BEGIN Records shown

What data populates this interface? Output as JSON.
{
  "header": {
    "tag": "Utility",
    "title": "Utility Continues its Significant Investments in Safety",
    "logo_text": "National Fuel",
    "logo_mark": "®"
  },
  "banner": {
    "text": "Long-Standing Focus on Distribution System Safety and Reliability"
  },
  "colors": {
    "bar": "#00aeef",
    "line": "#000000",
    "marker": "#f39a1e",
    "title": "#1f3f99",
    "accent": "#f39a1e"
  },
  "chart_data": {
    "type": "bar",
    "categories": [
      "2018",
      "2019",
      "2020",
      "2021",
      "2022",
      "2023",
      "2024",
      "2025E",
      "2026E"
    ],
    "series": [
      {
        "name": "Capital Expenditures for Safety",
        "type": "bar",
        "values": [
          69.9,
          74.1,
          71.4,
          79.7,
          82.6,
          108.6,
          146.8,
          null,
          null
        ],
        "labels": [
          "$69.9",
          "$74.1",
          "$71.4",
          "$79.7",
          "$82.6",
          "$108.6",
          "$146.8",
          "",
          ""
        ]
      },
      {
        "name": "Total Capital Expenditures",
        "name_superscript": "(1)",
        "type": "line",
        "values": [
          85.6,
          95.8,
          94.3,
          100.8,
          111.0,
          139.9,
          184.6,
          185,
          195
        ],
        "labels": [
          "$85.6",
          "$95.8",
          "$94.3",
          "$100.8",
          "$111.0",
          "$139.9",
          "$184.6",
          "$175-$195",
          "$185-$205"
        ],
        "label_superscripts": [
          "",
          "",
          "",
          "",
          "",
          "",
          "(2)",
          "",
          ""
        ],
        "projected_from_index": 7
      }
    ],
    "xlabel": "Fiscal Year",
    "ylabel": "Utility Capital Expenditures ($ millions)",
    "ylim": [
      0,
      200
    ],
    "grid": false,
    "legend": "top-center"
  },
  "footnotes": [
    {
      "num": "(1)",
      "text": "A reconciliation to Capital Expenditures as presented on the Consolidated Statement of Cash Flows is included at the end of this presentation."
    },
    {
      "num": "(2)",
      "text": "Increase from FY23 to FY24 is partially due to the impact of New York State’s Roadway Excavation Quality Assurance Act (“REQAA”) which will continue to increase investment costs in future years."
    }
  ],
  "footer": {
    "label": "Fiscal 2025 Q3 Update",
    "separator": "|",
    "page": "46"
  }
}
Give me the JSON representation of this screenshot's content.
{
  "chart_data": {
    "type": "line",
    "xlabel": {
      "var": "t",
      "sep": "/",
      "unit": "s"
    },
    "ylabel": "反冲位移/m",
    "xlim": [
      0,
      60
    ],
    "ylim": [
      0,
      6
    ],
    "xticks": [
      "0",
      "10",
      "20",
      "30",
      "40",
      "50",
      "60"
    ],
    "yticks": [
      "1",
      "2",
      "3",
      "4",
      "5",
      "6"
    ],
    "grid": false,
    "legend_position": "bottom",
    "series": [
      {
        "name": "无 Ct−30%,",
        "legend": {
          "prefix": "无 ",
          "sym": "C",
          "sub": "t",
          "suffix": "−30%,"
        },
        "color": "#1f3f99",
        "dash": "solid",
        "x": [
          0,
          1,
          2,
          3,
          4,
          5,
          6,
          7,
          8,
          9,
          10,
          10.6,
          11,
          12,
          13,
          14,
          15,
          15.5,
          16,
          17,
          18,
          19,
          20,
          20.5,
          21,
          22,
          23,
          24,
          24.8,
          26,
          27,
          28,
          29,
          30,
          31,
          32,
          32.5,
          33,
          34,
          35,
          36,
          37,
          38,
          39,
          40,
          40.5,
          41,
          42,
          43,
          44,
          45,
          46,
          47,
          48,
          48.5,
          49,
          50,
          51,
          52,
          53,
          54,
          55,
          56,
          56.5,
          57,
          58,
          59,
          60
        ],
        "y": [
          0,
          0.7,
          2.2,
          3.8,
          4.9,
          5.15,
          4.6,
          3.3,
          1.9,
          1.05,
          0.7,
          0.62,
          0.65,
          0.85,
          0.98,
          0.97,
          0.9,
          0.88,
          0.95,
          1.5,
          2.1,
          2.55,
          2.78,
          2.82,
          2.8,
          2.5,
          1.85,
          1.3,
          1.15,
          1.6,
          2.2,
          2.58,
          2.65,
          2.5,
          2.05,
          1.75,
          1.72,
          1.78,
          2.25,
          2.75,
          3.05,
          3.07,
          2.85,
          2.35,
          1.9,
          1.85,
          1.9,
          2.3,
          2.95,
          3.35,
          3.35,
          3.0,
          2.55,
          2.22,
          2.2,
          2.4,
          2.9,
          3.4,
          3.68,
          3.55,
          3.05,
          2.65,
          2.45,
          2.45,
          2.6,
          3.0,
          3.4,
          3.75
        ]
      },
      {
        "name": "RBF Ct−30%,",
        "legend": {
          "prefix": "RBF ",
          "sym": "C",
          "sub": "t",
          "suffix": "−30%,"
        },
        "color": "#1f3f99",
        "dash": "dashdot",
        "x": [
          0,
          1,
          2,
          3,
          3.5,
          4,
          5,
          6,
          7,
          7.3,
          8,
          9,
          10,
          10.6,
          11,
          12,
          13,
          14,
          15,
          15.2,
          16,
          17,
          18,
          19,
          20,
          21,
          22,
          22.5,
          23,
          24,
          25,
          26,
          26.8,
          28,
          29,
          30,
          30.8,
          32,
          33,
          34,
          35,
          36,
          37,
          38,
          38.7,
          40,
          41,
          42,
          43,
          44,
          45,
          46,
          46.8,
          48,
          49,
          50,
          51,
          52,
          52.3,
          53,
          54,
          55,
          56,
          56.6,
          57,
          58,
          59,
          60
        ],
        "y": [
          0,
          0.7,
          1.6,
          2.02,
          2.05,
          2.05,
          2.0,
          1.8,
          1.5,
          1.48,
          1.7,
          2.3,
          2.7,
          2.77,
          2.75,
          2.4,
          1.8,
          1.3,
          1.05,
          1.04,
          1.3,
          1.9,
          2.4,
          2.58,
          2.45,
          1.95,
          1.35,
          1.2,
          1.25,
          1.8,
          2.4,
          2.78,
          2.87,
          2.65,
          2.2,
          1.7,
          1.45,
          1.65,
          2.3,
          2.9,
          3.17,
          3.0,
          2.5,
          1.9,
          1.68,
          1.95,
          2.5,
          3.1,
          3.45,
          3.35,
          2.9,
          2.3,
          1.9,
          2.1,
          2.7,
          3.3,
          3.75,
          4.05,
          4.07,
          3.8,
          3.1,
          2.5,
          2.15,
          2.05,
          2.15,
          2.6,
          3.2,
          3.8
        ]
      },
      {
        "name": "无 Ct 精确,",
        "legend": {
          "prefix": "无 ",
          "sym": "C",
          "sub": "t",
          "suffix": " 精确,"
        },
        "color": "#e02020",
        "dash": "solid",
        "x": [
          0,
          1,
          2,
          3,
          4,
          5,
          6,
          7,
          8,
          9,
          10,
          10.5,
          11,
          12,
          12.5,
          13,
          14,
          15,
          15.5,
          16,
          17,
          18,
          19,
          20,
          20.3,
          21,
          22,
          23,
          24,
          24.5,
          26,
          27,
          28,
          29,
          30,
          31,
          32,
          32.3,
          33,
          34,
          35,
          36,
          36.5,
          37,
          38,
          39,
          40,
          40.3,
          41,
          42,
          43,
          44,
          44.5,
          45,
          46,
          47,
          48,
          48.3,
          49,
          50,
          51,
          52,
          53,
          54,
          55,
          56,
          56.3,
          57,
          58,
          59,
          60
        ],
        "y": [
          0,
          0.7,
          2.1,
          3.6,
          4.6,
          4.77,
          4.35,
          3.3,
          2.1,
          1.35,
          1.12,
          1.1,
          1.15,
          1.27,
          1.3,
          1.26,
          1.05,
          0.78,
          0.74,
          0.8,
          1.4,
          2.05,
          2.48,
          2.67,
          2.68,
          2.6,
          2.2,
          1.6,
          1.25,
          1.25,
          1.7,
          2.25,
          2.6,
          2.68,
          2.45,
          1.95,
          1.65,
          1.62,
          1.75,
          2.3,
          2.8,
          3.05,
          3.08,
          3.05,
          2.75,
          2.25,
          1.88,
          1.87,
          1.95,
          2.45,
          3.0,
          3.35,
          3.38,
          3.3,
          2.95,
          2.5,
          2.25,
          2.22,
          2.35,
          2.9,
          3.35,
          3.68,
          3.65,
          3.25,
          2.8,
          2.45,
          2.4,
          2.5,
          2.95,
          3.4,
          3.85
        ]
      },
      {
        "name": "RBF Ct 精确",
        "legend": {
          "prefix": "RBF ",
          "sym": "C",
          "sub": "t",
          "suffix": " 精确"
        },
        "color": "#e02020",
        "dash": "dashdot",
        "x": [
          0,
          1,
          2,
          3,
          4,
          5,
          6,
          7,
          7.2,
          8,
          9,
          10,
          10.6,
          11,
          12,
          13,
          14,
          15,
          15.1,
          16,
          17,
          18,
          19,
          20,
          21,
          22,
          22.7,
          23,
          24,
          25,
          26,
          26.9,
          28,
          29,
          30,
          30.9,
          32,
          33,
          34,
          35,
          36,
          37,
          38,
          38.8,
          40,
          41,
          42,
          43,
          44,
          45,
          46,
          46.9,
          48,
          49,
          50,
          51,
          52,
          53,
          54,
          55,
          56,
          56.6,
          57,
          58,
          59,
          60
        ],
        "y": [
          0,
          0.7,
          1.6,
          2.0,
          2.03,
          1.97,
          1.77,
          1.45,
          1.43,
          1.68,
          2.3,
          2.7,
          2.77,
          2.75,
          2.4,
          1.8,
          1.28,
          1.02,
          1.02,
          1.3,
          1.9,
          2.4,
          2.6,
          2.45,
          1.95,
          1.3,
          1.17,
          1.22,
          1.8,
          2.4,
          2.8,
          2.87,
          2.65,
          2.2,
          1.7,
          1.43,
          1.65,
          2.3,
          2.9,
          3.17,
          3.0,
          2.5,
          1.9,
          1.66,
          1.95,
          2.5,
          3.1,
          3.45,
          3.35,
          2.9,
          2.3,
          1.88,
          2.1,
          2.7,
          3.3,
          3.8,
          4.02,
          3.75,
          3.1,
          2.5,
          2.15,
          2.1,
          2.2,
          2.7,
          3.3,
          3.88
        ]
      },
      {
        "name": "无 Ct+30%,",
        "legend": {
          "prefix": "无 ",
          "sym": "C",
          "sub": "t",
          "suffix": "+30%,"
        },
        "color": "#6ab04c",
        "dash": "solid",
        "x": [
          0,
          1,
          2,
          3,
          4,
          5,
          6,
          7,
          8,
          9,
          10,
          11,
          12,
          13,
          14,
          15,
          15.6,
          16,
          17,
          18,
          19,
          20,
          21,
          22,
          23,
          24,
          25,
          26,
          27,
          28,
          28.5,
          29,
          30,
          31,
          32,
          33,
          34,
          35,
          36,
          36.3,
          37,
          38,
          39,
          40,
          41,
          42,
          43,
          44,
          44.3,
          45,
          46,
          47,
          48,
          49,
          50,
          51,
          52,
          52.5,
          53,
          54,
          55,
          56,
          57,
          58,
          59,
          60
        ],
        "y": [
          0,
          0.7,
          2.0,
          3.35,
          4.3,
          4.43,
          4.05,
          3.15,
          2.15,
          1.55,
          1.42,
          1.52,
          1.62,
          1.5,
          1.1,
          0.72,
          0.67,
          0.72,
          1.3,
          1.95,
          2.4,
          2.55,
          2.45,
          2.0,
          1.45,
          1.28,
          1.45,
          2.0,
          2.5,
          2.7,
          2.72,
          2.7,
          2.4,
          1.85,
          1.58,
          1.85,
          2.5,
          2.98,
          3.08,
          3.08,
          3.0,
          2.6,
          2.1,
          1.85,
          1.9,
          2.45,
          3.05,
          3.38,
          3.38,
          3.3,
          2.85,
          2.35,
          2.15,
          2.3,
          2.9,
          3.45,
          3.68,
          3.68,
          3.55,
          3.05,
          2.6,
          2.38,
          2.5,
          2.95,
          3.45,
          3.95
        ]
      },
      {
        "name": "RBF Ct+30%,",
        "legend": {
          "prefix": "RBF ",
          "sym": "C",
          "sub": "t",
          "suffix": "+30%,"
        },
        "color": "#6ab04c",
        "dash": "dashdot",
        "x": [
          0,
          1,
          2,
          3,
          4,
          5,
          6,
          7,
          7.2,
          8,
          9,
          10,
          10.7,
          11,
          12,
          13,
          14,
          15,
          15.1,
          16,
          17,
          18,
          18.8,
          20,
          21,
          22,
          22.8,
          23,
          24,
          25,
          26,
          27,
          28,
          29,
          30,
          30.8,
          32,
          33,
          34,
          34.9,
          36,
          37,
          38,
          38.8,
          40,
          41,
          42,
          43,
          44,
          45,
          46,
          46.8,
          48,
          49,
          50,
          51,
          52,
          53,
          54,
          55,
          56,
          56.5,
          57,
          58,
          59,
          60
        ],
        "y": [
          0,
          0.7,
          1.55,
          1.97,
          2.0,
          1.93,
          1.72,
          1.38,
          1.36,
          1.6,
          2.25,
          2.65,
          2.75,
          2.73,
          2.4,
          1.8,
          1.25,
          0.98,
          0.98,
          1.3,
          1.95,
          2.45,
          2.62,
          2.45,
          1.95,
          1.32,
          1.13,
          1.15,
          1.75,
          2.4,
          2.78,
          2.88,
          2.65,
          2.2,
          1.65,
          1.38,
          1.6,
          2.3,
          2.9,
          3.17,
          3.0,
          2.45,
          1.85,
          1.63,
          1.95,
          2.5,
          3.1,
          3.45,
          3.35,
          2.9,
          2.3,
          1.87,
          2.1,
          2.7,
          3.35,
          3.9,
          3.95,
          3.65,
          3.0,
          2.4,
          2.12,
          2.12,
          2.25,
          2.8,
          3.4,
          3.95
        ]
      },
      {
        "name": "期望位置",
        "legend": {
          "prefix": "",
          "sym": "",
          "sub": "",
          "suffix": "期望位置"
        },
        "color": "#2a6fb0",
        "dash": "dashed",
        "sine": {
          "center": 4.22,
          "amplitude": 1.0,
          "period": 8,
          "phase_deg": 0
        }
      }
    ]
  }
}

END Records shown

=== Exercise directions ===
List the lines of the material in which the word "Capital" occurs.

=== Finished task ===
        "name": "Capital Expenditures for Safety",
        "name": "Total Capital Expenditures",
    "ylabel": "Utility Capital Expenditures ($ millions)",
      "text": "A reconciliation to Capital Expenditures as presented on the Consolidated Statement of Cash Flows is included at the end of this presentation."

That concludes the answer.